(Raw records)
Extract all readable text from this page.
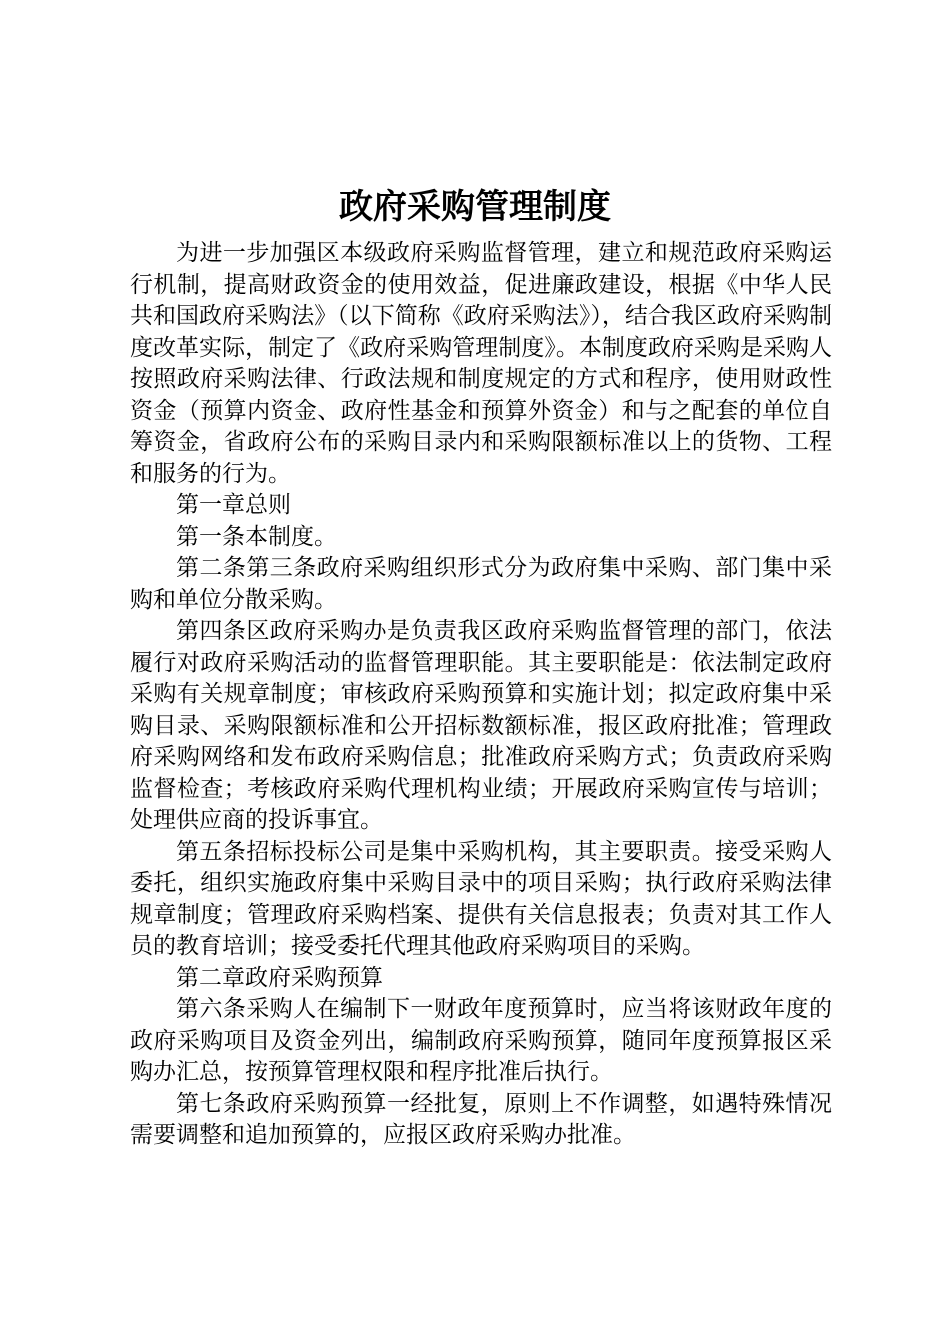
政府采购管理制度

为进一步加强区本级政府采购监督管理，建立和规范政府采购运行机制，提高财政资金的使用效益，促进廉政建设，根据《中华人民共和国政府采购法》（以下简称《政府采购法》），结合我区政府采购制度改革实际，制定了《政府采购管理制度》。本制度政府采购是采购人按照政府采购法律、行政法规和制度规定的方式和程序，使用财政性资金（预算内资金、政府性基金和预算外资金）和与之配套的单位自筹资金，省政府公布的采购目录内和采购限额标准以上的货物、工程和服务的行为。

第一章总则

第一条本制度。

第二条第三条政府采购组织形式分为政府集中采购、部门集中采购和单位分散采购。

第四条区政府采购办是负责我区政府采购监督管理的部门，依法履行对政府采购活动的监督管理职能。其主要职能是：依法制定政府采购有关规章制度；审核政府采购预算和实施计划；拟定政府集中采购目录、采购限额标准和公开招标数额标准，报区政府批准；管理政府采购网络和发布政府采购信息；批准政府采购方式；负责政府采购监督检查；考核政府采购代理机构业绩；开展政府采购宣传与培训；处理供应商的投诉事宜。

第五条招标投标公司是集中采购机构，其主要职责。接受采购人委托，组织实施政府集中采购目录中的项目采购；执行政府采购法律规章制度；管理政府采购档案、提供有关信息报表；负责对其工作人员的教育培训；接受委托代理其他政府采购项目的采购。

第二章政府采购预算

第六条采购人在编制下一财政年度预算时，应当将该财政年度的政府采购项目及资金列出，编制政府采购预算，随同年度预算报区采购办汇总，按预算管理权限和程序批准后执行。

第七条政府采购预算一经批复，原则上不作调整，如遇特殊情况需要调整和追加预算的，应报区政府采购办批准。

## What you have to do
Print out every entry above without changing a word, and leave out the pictures.

## Exercise response
Extract all readable text from this page.
政府采购管理制度

为进一步加强区本级政府采购监督管理，建立和规范政府采购运行机制，提高财政资金的使用效益，促进廉政建设，根据《中华人民共和国政府采购法》（以下简称《政府采购法》），结合我区政府采购制度改革实际，制定了《政府采购管理制度》。本制度政府采购是采购人按照政府采购法律、行政法规和制度规定的方式和程序，使用财政性资金（预算内资金、政府性基金和预算外资金）和与之配套的单位自筹资金，省政府公布的采购目录内和采购限额标准以上的货物、工程和服务的行为。

第一章总则

第一条本制度。

第二条第三条政府采购组织形式分为政府集中采购、部门集中采购和单位分散采购。

第四条区政府采购办是负责我区政府采购监督管理的部门，依法履行对政府采购活动的监督管理职能。其主要职能是：依法制定政府采购有关规章制度；审核政府采购预算和实施计划；拟定政府集中采购目录、采购限额标准和公开招标数额标准，报区政府批准；管理政府采购网络和发布政府采购信息；批准政府采购方式；负责政府采购监督检查；考核政府采购代理机构业绩；开展政府采购宣传与培训；处理供应商的投诉事宜。

第五条招标投标公司是集中采购机构，其主要职责。接受采购人委托，组织实施政府集中采购目录中的项目采购；执行政府采购法律规章制度；管理政府采购档案、提供有关信息报表；负责对其工作人员的教育培训；接受委托代理其他政府采购项目的采购。

第二章政府采购预算

第六条采购人在编制下一财政年度预算时，应当将该财政年度的政府采购项目及资金列出，编制政府采购预算，随同年度预算报区采购办汇总，按预算管理权限和程序批准后执行。

第七条政府采购预算一经批复，原则上不作调整，如遇特殊情况需要调整和追加预算的，应报区政府采购办批准。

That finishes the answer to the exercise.